Examine the records and identify each line that includes the string "triangle". Copy those lines.

(Dataset entries)
Begin
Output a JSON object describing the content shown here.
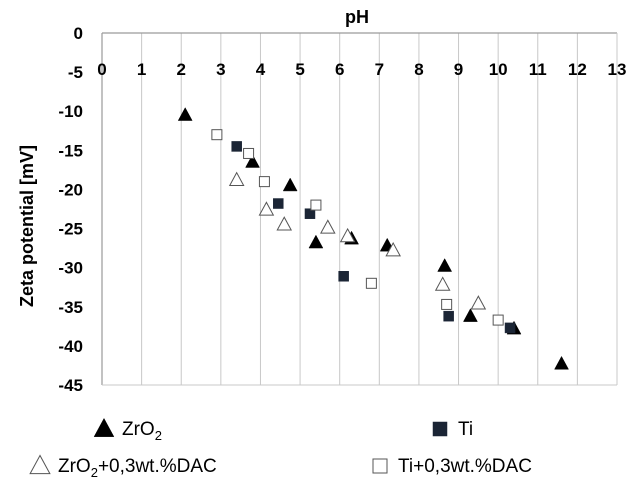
{
  "chart_data": {
    "type": "scatter",
    "xlabel": "pH",
    "ylabel": "Zeta potential [mV]",
    "xlim": [
      0,
      13
    ],
    "ylim": [
      -45,
      0
    ],
    "x_ticks": [
      "0",
      "1",
      "2",
      "3",
      "4",
      "5",
      "6",
      "7",
      "8",
      "9",
      "10",
      "11",
      "12",
      "13"
    ],
    "y_ticks": [
      "0",
      "-5",
      "-10",
      "-15",
      "-20",
      "-25",
      "-30",
      "-35",
      "-40",
      "-45"
    ],
    "grid": "vertical",
    "x_axis_position": "top",
    "legend_position": "bottom",
    "series": [
      {
        "name": "ZrO2",
        "name_main": "ZrO",
        "name_sub": "2",
        "name_suffix": "",
        "marker": "triangle-filled",
        "color": "#000000",
        "points": [
          [
            2.1,
            -10.5
          ],
          [
            3.8,
            -16.5
          ],
          [
            4.75,
            -19.5
          ],
          [
            5.4,
            -26.8
          ],
          [
            6.3,
            -26.3
          ],
          [
            7.2,
            -27.2
          ],
          [
            8.65,
            -29.8
          ],
          [
            9.3,
            -36.2
          ],
          [
            10.4,
            -37.8
          ],
          [
            11.6,
            -42.3
          ]
        ]
      },
      {
        "name": "Ti",
        "name_main": "Ti",
        "name_sub": "",
        "name_suffix": "",
        "marker": "square-filled",
        "color": "#1b2535",
        "points": [
          [
            3.4,
            -14.5
          ],
          [
            4.45,
            -21.8
          ],
          [
            5.25,
            -23.1
          ],
          [
            6.1,
            -31.1
          ],
          [
            8.75,
            -36.2
          ],
          [
            10.3,
            -37.7
          ]
        ]
      },
      {
        "name": "ZrO2+0,3wt.%DAC",
        "name_main": "ZrO",
        "name_sub": "2",
        "name_suffix": "+0,3wt.%DAC",
        "marker": "triangle-open",
        "color": "#000000",
        "points": [
          [
            3.4,
            -18.8
          ],
          [
            4.15,
            -22.6
          ],
          [
            4.6,
            -24.5
          ],
          [
            5.7,
            -24.9
          ],
          [
            6.2,
            -26.0
          ],
          [
            7.35,
            -27.8
          ],
          [
            8.6,
            -32.2
          ],
          [
            9.5,
            -34.6
          ]
        ]
      },
      {
        "name": "Ti+0,3wt.%DAC",
        "name_main": "Ti+0,3wt.%DAC",
        "name_sub": "",
        "name_suffix": "",
        "marker": "square-open",
        "color": "#000000",
        "points": [
          [
            2.9,
            -13.0
          ],
          [
            3.7,
            -15.4
          ],
          [
            4.1,
            -19.0
          ],
          [
            5.4,
            -22.0
          ],
          [
            6.8,
            -32.0
          ],
          [
            8.7,
            -34.7
          ],
          [
            10.0,
            -36.7
          ]
        ]
      }
    ]
  }
}
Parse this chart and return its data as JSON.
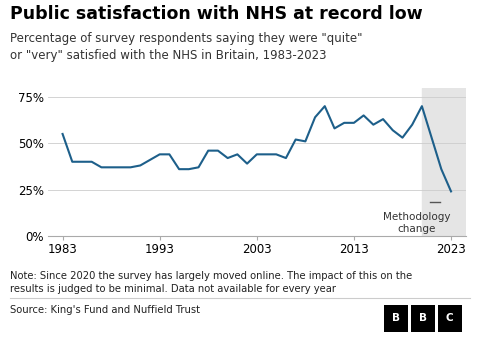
{
  "title": "Public satisfaction with NHS at record low",
  "subtitle": "Percentage of survey respondents saying they were \"quite\"\nor \"very\" satisfied with the NHS in Britain, 1983-2023",
  "note": "Note: Since 2020 the survey has largely moved online. The impact of this on the\nresults is judged to be minimal. Data not available for every year",
  "source": "Source: King's Fund and Nuffield Trust",
  "years": [
    1983,
    1984,
    1986,
    1987,
    1989,
    1990,
    1991,
    1993,
    1994,
    1995,
    1996,
    1997,
    1998,
    1999,
    2000,
    2001,
    2002,
    2003,
    2004,
    2005,
    2006,
    2007,
    2008,
    2009,
    2010,
    2011,
    2012,
    2013,
    2014,
    2015,
    2016,
    2017,
    2018,
    2019,
    2020,
    2021,
    2022,
    2023
  ],
  "values": [
    55,
    40,
    40,
    37,
    37,
    37,
    38,
    44,
    44,
    36,
    36,
    37,
    46,
    46,
    42,
    44,
    39,
    44,
    44,
    44,
    42,
    52,
    51,
    64,
    70,
    58,
    61,
    61,
    65,
    60,
    63,
    57,
    53,
    60,
    70,
    53,
    36,
    24
  ],
  "line_color": "#1d5f8a",
  "shaded_start": 2020,
  "shaded_color": "#e5e5e5",
  "background_color": "#ffffff",
  "text_color": "#000000",
  "annotation_text": "Methodology\nchange",
  "ylim": [
    0,
    80
  ],
  "yticks": [
    0,
    25,
    50,
    75
  ],
  "ytick_labels": [
    "0%",
    "25%",
    "50%",
    "75%"
  ],
  "xticks": [
    1983,
    1993,
    2003,
    2013,
    2023
  ],
  "title_fontsize": 12.5,
  "subtitle_fontsize": 8.5,
  "note_fontsize": 7.2,
  "axis_fontsize": 8.5
}
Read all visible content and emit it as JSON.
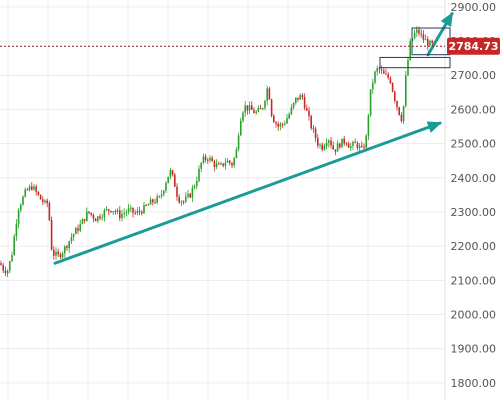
{
  "chart_data": {
    "type": "candlestick",
    "title": "",
    "xlabel": "",
    "ylabel": "",
    "y_axis_position": "right",
    "ylim": [
      1750,
      2920
    ],
    "y_ticks": [
      1800,
      1900,
      2000,
      2100,
      2200,
      2300,
      2400,
      2500,
      2600,
      2700,
      2800,
      2900
    ],
    "y_tick_labels": [
      "1800.00",
      "1900.00",
      "2000.00",
      "2100.00",
      "2200.00",
      "2300.00",
      "2400.00",
      "2500.00",
      "2600.00",
      "2700.00",
      "2800.00",
      "2900.00"
    ],
    "grid": true,
    "colors": {
      "up": "#2ca02c",
      "down": "#c62828",
      "trendline": "#1a9c96",
      "price_line": "#8b1a1a",
      "price_tag": "#c62828",
      "grid": "#ececec",
      "boxes": "#1f3a66"
    },
    "current_price": {
      "value": 2784.73,
      "label": "2784.73"
    },
    "price_path": [
      [
        0,
        2150
      ],
      [
        4,
        2130
      ],
      [
        8,
        2130
      ],
      [
        12,
        2180
      ],
      [
        18,
        2310
      ],
      [
        26,
        2360
      ],
      [
        32,
        2375
      ],
      [
        40,
        2340
      ],
      [
        46,
        2320
      ],
      [
        48,
        2330
      ],
      [
        52,
        2180
      ],
      [
        58,
        2170
      ],
      [
        64,
        2190
      ],
      [
        72,
        2230
      ],
      [
        80,
        2260
      ],
      [
        88,
        2300
      ],
      [
        96,
        2280
      ],
      [
        104,
        2300
      ],
      [
        112,
        2310
      ],
      [
        120,
        2290
      ],
      [
        128,
        2305
      ],
      [
        136,
        2295
      ],
      [
        144,
        2310
      ],
      [
        152,
        2330
      ],
      [
        160,
        2340
      ],
      [
        166,
        2390
      ],
      [
        170,
        2420
      ],
      [
        174,
        2390
      ],
      [
        178,
        2340
      ],
      [
        184,
        2330
      ],
      [
        190,
        2350
      ],
      [
        196,
        2390
      ],
      [
        202,
        2450
      ],
      [
        208,
        2460
      ],
      [
        214,
        2440
      ],
      [
        220,
        2430
      ],
      [
        226,
        2450
      ],
      [
        232,
        2440
      ],
      [
        236,
        2470
      ],
      [
        240,
        2570
      ],
      [
        244,
        2610
      ],
      [
        250,
        2600
      ],
      [
        256,
        2590
      ],
      [
        262,
        2600
      ],
      [
        268,
        2670
      ],
      [
        272,
        2580
      ],
      [
        278,
        2550
      ],
      [
        284,
        2560
      ],
      [
        290,
        2590
      ],
      [
        296,
        2630
      ],
      [
        302,
        2640
      ],
      [
        306,
        2600
      ],
      [
        310,
        2560
      ],
      [
        314,
        2530
      ],
      [
        318,
        2500
      ],
      [
        322,
        2490
      ],
      [
        328,
        2520
      ],
      [
        334,
        2480
      ],
      [
        340,
        2500
      ],
      [
        346,
        2510
      ],
      [
        350,
        2490
      ],
      [
        356,
        2500
      ],
      [
        362,
        2480
      ],
      [
        366,
        2510
      ],
      [
        370,
        2640
      ],
      [
        374,
        2700
      ],
      [
        378,
        2720
      ],
      [
        384,
        2700
      ],
      [
        390,
        2690
      ],
      [
        394,
        2640
      ],
      [
        398,
        2600
      ],
      [
        402,
        2570
      ],
      [
        404,
        2620
      ],
      [
        406,
        2700
      ],
      [
        410,
        2790
      ],
      [
        414,
        2820
      ],
      [
        418,
        2830
      ],
      [
        422,
        2810
      ],
      [
        426,
        2800
      ],
      [
        430,
        2790
      ],
      [
        436,
        2784.73
      ]
    ],
    "annotations": [
      {
        "type": "trendline",
        "from": [
          55,
          2150
        ],
        "to": [
          440,
          2560
        ],
        "arrow": true
      },
      {
        "type": "trendline",
        "from": [
          428,
          2760
        ],
        "to": [
          452,
          2880
        ],
        "arrow": true
      },
      {
        "type": "box",
        "x0": 380,
        "x1": 450,
        "y0": 2722,
        "y1": 2752
      },
      {
        "type": "box",
        "x0": 412,
        "x1": 450,
        "y0": 2760,
        "y1": 2838
      }
    ]
  }
}
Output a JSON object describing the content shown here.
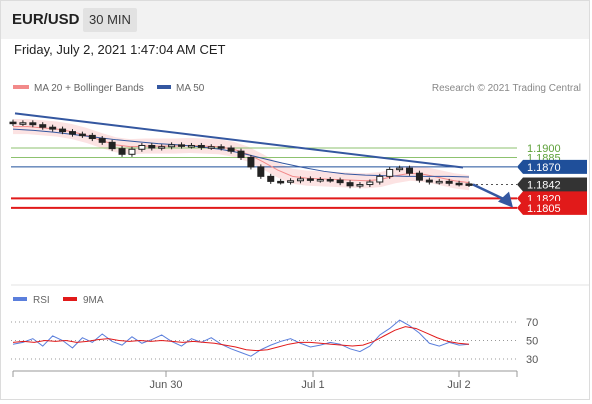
End
▶ Full answer
        "marker": "triangle-filled",
        "marker": "triangle-open",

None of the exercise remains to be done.